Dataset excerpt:

§

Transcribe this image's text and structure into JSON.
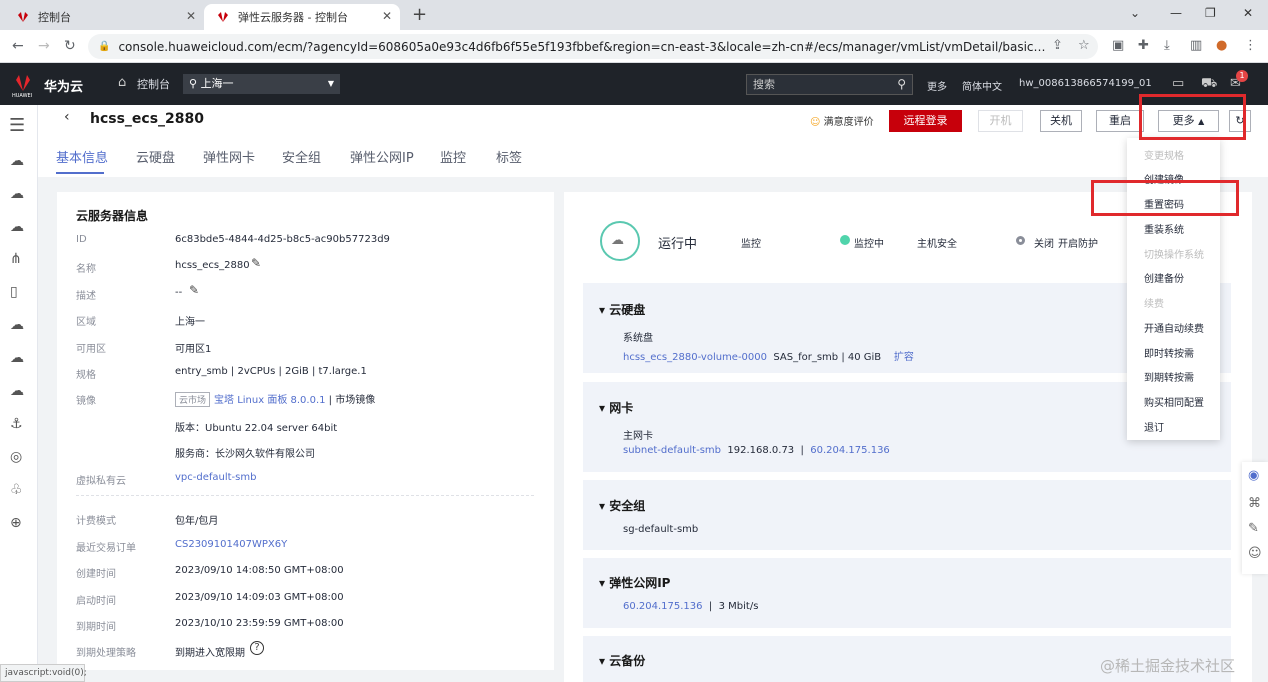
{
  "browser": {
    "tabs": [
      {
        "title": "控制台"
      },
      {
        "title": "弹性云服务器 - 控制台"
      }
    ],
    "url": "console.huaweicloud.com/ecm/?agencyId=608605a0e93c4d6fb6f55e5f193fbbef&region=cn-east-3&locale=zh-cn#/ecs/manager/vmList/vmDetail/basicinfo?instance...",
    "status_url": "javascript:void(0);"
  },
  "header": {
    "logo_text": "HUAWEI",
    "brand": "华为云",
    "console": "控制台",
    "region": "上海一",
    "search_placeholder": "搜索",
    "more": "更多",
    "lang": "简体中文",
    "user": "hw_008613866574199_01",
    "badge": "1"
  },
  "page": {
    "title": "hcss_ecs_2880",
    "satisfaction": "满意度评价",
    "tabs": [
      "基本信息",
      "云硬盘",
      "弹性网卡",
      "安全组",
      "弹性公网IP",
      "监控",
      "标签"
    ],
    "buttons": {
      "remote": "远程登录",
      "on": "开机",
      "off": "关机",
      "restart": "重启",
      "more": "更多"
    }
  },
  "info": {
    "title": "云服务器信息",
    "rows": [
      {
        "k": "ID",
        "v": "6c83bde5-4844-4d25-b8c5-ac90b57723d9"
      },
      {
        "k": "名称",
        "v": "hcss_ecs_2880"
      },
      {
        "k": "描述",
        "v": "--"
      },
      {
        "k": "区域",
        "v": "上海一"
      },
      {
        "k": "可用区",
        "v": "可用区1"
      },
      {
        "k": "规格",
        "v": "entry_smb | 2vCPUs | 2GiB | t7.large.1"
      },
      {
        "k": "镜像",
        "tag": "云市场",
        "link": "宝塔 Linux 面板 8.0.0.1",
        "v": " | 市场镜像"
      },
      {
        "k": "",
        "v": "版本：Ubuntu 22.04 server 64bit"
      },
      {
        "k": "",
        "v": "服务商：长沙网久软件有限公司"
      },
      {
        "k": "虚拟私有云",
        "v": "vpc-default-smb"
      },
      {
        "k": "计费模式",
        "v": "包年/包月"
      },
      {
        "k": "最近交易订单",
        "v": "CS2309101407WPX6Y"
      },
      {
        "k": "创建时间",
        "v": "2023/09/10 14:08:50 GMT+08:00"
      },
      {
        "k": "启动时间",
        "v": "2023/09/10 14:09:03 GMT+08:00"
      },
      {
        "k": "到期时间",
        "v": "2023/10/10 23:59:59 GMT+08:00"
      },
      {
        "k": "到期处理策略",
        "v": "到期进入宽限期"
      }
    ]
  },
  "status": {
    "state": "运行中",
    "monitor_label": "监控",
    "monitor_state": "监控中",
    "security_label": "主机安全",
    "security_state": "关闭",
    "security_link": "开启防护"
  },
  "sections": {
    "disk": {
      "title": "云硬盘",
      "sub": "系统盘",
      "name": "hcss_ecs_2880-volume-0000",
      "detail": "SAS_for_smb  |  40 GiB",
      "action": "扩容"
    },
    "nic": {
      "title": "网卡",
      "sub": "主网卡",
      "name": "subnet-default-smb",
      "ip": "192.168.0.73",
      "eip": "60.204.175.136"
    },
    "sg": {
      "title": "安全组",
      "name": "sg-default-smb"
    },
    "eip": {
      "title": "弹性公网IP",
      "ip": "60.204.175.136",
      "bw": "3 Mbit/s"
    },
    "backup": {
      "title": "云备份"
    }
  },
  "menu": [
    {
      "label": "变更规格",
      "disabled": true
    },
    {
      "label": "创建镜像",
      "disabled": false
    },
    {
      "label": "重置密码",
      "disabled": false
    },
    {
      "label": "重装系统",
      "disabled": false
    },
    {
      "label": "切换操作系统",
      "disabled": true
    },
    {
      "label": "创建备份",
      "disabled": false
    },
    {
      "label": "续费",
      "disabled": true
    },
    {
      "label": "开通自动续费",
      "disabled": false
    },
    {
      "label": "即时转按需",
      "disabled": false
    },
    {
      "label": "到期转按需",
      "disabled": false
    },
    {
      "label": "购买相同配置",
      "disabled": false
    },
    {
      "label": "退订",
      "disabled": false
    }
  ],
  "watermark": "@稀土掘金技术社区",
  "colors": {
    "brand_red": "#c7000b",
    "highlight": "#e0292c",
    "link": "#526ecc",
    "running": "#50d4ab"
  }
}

§

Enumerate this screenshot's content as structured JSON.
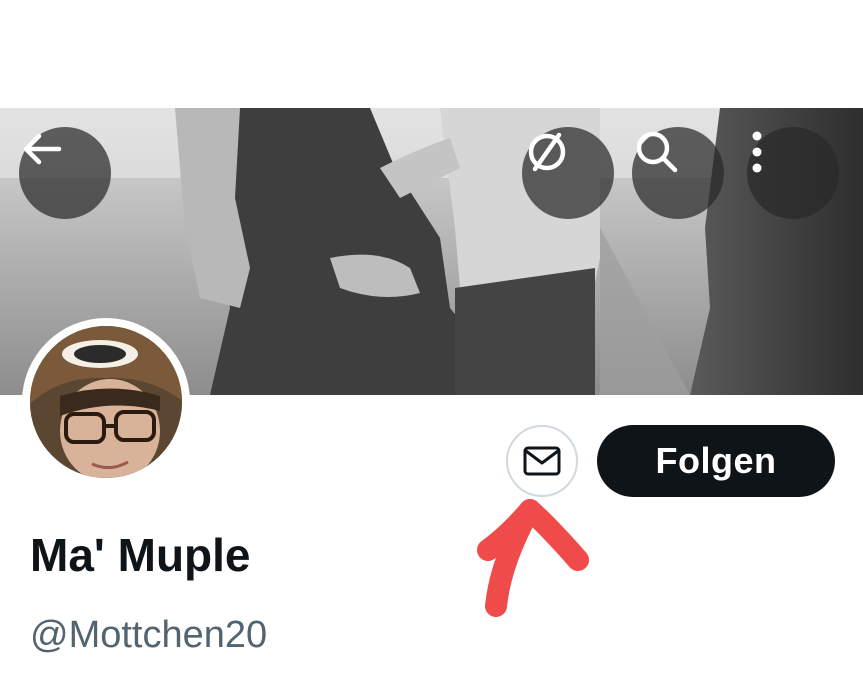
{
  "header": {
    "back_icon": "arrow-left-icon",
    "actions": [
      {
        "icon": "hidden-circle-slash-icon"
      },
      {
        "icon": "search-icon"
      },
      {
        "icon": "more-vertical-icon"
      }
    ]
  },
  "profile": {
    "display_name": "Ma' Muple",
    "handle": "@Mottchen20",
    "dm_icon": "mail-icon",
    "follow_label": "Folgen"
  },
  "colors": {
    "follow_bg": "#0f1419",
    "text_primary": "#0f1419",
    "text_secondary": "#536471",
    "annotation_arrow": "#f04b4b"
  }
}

§

Given request: Identify the lines that contain the string "icon", and copy every one of them.

Correct answer:
    "back_icon": "arrow-left-icon",
        "icon": "hidden-circle-slash-icon"
        "icon": "search-icon"
        "icon": "more-vertical-icon"
    "dm_icon": "mail-icon",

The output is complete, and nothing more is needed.